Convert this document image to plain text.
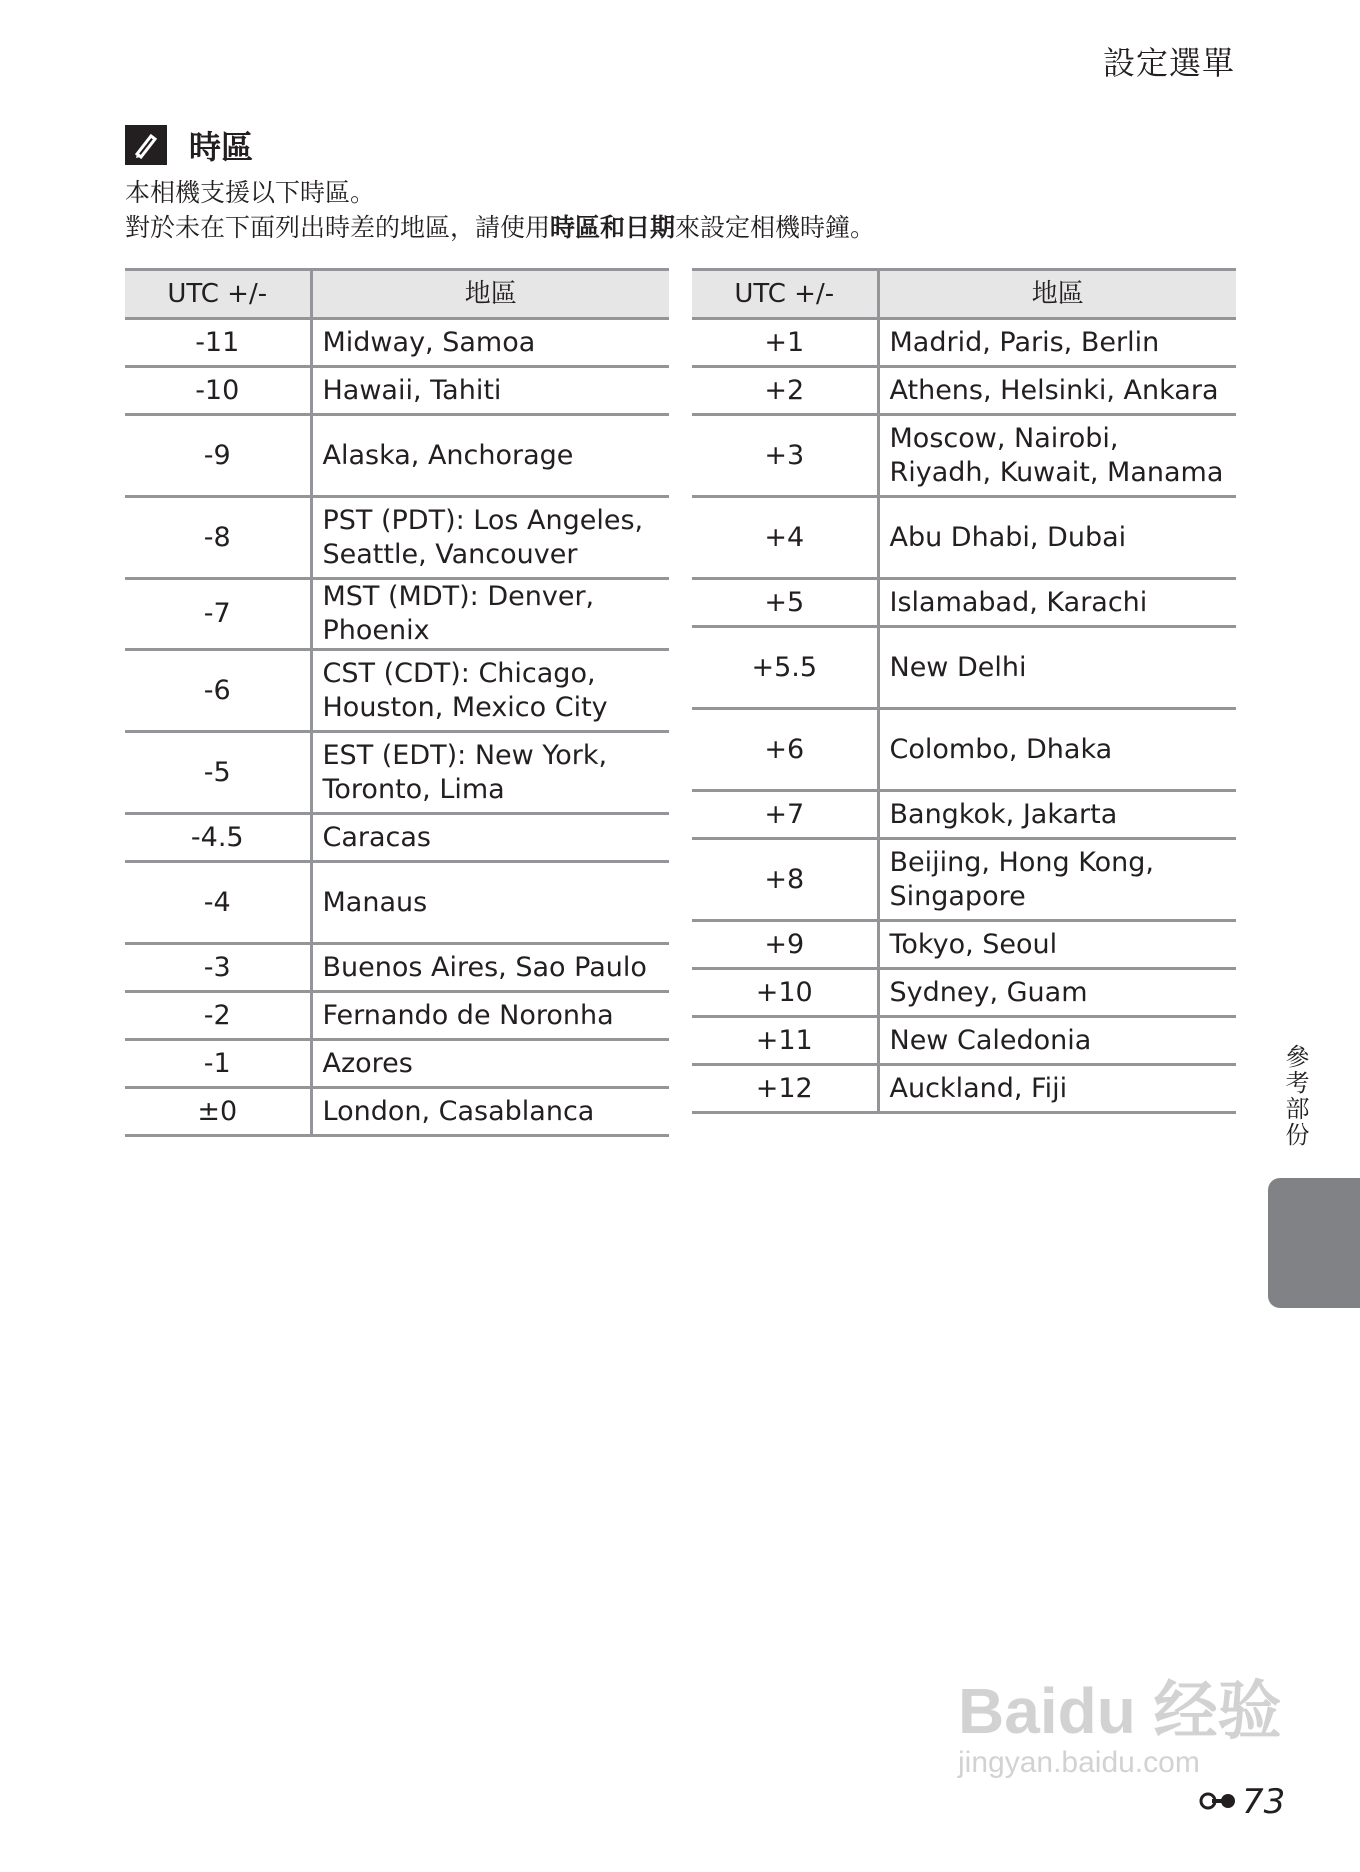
設定選單
時區
本相機支援以下時區。
對於未在下面列出時差的地區，請使用時區和日期來設定相機時鐘。
UTC +/-	地區
-11	Midway, Samoa
-10	Hawaii, Tahiti
-9	Alaska, Anchorage
-8	PST (PDT): Los Angeles, Seattle, Vancouver
-7	MST (MDT): Denver, Phoenix
-6	CST (CDT): Chicago, Houston, Mexico City
-5	EST (EDT): New York, Toronto, Lima
-4.5	Caracas
-4	Manaus
-3	Buenos Aires, Sao Paulo
-2	Fernando de Noronha
-1	Azores
±0	London, Casablanca
UTC +/-	地區
+1	Madrid, Paris, Berlin
+2	Athens, Helsinki, Ankara
+3	Moscow, Nairobi, Riyadh, Kuwait, Manama
+4	Abu Dhabi, Dubai
+5	Islamabad, Karachi
+5.5	New Delhi
+6	Colombo, Dhaka
+7	Bangkok, Jakarta
+8	Beijing, Hong Kong, Singapore
+9	Tokyo, Seoul
+10	Sydney, Guam
+11	New Caledonia
+12	Auckland, Fiji	參考部份
Baidu 经验
jingyan.baidu.com
73
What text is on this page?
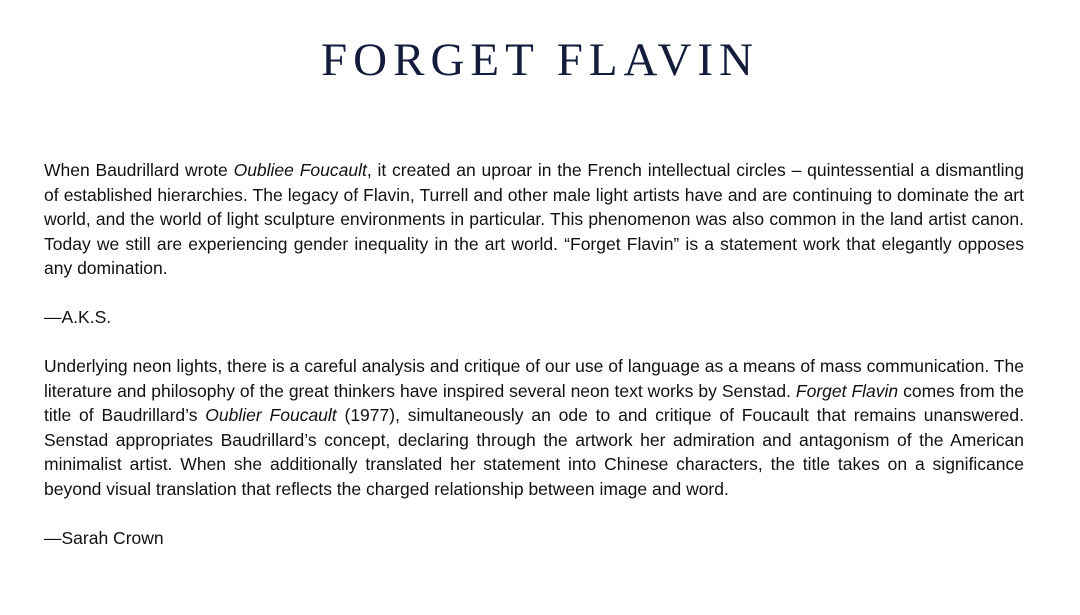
FORGET FLAVIN

When Baudrillard wrote Oubliee Foucault, it created an uproar in the French intellectual circles – quintessential a dismantling of established hierarchies. The legacy of Flavin, Turrell and other male light artists have and are continuing to dominate the art world, and the world of light sculpture environments in particular. This phenomenon was also common in the land artist canon. Today we still are experiencing gender inequality in the art world. “Forget Flavin” is a statement work that elegantly opposes any domination.

—A.K.S.

Underlying neon lights, there is a careful analysis and critique of our use of language as a means of mass communication. The literature and philosophy of the great thinkers have inspired several neon text works by Senstad. Forget Flavin comes from the title of Baudrillard’s Oublier Foucault (1977), simultaneously an ode to and critique of Foucault that remains unanswered. Senstad appropriates Baudrillard’s concept, declaring through the artwork her admiration and antagonism of the American minimalist artist. When she additionally translated her statement into Chinese characters, the title takes on a significance beyond visual translation that reflects the charged relationship between image and word.

—Sarah Crown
····················
### Exercise task
Transcribe every record above exactly, leaving out the pictures.

### Solution below
Convert this document image to plain text.
設定選單
時區
本相機支援以下時區。
對於未在下面列出時差的地區，請使用時區和日期來設定相機時鐘。
UTC +/-	地區
-11	Midway, Samoa
-10	Hawaii, Tahiti
-9	Alaska, Anchorage
-8	PST (PDT): Los Angeles, Seattle, Vancouver
-7	MST (MDT): Denver, Phoenix
-6	CST (CDT): Chicago, Houston, Mexico City
-5	EST (EDT): New York, Toronto, Lima
-4.5	Caracas
-4	Manaus
-3	Buenos Aires, Sao Paulo
-2	Fernando de Noronha
-1	Azores
±0	London, Casablanca
UTC +/-	地區
+1	Madrid, Paris, Berlin
+2	Athens, Helsinki, Ankara
+3	Moscow, Nairobi, Riyadh, Kuwait, Manama
+4	Abu Dhabi, Dubai
+5	Islamabad, Karachi
+5.5	New Delhi
+6	Colombo, Dhaka
+7	Bangkok, Jakarta
+8	Beijing, Hong Kong, Singapore
+9	Tokyo, Seoul
+10	Sydney, Guam
+11	New Caledonia
+12	Auckland, Fiji	參考部份
Baidu 经验
jingyan.baidu.com
73
What text is on this page?
FORGET FLAVIN

When Baudrillard wrote Oubliee Foucault, it created an uproar in the French intellectual circles – quintessential a dismantling of established hierarchies. The legacy of Flavin, Turrell and other male light artists have and are continuing to dominate the art world, and the world of light sculpture environments in particular. This phenomenon was also common in the land artist canon. Today we still are experiencing gender inequality in the art world. “Forget Flavin” is a statement work that elegantly opposes any domination.

—A.K.S.

Underlying neon lights, there is a careful analysis and critique of our use of language as a means of mass communication. The literature and philosophy of the great thinkers have inspired several neon text works by Senstad. Forget Flavin comes from the title of Baudrillard’s Oublier Foucault (1977), simultaneously an ode to and critique of Foucault that remains unanswered. Senstad appropriates Baudrillard’s concept, declaring through the artwork her admiration and antagonism of the American minimalist artist. When she additionally translated her statement into Chinese characters, the title takes on a significance beyond visual translation that reflects the charged relationship between image and word.

—Sarah Crown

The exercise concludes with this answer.